Set task: Wherever the word "JSON" shows up in a line, please copy that line.

Exercise input:

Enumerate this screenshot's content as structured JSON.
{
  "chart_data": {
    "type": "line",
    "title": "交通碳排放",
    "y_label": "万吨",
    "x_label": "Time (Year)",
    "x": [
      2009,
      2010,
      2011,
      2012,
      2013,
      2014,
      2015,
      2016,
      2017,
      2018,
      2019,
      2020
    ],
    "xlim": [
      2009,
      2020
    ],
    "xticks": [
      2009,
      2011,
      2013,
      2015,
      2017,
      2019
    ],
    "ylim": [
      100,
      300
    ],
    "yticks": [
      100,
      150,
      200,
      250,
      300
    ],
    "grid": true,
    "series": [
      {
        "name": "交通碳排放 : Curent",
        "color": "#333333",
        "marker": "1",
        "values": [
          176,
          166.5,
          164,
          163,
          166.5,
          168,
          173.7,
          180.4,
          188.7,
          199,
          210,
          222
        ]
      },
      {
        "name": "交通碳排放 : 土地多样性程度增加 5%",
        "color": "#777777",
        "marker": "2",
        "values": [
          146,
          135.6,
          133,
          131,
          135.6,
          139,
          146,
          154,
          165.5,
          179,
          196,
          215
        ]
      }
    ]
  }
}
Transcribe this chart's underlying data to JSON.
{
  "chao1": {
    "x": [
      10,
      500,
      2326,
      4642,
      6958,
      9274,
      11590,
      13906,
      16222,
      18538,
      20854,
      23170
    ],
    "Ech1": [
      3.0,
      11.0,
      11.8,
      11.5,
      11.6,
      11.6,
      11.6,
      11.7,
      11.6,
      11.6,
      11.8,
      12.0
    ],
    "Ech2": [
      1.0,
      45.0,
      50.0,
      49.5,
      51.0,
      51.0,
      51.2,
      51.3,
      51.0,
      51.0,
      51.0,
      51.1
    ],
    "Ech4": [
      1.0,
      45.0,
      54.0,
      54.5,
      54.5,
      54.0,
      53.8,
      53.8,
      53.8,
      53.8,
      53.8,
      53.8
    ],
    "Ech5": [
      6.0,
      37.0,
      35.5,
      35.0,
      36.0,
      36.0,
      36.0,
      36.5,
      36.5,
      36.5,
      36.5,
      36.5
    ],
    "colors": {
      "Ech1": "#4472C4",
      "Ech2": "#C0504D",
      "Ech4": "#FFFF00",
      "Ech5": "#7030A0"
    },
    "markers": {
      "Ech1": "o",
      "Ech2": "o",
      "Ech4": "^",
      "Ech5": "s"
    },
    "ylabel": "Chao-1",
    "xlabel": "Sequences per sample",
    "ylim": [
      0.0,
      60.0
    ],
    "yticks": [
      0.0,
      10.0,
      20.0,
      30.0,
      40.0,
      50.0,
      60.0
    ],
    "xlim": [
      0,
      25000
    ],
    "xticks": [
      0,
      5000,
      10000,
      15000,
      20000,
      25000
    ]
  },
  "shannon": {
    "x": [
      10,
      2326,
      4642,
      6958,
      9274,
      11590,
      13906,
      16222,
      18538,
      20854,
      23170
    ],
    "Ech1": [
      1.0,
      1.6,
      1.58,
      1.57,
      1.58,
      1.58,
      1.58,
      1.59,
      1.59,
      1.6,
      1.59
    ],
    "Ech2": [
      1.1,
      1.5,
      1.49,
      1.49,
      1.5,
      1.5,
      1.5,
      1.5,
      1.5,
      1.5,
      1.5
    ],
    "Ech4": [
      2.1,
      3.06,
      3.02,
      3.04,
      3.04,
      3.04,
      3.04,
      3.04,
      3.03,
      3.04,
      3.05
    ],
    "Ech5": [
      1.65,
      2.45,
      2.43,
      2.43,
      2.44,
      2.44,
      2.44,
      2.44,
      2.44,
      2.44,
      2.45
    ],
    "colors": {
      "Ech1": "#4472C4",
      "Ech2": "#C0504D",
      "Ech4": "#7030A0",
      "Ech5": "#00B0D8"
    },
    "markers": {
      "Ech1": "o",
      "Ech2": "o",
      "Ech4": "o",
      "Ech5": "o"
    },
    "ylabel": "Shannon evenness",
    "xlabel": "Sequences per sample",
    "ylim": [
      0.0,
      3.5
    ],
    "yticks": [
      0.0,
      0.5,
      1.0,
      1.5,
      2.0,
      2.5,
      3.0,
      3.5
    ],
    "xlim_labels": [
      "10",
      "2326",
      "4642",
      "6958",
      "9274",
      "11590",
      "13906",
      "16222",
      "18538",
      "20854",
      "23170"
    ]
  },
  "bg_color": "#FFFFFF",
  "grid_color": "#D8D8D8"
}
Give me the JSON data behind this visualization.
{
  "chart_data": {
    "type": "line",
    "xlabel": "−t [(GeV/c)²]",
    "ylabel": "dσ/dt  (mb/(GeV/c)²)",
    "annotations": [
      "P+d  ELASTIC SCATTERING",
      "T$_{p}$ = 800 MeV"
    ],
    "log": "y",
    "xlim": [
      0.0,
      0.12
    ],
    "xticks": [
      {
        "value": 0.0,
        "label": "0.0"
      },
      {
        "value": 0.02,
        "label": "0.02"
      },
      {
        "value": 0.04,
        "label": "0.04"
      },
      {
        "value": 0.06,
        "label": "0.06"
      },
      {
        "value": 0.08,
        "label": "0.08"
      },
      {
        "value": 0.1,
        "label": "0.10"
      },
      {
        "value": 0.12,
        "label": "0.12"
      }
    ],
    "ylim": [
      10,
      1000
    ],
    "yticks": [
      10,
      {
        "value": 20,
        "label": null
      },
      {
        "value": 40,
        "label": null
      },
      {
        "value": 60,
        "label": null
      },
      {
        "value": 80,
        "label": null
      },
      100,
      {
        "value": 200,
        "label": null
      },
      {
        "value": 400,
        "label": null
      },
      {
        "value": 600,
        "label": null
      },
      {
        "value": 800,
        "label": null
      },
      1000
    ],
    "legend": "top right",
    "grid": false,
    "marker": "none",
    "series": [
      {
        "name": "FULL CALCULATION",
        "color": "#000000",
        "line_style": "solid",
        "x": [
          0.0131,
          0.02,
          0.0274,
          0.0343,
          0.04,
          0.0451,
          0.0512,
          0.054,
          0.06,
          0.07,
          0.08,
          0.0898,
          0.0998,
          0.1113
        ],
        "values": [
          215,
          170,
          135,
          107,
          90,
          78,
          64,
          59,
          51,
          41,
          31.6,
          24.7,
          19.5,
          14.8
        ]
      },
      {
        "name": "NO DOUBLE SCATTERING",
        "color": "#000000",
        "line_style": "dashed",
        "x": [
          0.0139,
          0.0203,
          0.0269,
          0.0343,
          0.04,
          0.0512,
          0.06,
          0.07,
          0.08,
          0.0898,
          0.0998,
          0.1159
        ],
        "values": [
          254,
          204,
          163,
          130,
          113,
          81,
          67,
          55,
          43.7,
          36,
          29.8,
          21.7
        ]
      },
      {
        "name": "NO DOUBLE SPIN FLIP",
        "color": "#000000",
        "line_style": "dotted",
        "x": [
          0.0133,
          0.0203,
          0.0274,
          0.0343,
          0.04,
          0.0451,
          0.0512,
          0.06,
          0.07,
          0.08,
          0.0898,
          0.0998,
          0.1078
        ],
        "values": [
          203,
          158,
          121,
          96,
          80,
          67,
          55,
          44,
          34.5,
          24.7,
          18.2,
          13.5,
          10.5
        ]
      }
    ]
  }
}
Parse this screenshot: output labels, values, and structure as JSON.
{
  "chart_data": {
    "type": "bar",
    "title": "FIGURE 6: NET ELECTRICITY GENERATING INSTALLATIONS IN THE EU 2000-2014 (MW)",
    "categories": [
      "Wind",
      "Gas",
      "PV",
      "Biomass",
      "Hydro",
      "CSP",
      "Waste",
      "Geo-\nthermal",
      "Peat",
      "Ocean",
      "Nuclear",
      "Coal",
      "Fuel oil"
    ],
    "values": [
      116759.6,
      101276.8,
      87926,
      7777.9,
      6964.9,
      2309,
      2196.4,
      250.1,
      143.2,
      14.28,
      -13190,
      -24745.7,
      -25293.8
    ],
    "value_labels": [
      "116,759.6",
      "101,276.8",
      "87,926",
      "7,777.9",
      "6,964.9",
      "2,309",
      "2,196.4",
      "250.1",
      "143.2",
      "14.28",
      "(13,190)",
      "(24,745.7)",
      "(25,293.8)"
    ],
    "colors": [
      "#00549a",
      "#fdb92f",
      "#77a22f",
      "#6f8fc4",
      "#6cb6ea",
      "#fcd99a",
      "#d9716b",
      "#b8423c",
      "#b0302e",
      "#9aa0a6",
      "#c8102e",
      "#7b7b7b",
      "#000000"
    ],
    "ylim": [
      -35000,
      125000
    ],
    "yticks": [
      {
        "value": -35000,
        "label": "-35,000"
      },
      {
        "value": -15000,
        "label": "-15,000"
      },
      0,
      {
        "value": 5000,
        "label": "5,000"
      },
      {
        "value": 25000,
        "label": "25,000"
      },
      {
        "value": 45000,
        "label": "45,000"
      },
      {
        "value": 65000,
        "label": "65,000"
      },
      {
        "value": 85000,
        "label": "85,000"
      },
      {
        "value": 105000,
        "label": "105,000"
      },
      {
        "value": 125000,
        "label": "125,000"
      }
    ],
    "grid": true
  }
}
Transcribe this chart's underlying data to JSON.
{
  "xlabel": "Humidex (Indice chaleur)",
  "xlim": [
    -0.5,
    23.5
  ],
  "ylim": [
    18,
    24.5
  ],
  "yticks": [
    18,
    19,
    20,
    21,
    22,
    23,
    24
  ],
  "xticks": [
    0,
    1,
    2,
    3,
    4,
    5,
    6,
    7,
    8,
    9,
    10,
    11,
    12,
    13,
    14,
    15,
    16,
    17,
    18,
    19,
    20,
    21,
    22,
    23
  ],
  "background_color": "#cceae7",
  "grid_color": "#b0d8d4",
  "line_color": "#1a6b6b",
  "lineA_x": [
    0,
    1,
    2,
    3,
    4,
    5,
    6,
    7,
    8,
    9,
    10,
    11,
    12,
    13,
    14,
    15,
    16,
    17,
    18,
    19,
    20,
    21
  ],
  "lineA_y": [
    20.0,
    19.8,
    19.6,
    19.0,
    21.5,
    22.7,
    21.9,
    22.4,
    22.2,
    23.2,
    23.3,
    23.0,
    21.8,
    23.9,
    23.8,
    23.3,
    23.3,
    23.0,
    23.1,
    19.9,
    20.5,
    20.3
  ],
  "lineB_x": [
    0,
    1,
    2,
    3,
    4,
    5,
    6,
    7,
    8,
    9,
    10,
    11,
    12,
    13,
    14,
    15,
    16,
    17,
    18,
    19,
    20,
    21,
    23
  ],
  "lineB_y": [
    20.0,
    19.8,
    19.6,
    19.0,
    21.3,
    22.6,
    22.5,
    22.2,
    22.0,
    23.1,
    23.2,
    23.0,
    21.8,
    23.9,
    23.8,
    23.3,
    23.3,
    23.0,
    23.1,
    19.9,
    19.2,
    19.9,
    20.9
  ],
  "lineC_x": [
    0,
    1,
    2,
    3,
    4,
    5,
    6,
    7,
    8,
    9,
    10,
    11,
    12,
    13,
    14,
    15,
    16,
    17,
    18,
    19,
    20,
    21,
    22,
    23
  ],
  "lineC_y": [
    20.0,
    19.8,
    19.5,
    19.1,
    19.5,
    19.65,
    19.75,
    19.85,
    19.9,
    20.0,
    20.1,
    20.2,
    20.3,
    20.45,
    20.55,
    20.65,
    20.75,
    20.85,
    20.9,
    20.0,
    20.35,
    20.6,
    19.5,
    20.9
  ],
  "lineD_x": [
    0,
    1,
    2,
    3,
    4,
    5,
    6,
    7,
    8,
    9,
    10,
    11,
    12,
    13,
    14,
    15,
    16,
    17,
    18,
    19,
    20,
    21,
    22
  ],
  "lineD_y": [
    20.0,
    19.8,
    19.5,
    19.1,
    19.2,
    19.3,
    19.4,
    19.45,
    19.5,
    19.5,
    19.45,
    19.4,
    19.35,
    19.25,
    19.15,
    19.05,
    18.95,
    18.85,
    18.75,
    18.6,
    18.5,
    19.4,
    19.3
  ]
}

Answer below:
Enumerate this screenshot's content as structured JSON.
Transcribe this chart's underlying data to JSON.
Give me the JSON data behind this visualization.
Parse this screenshot: output labels, values, and structure as JSON.
Transcribe this chart's underlying data to JSON.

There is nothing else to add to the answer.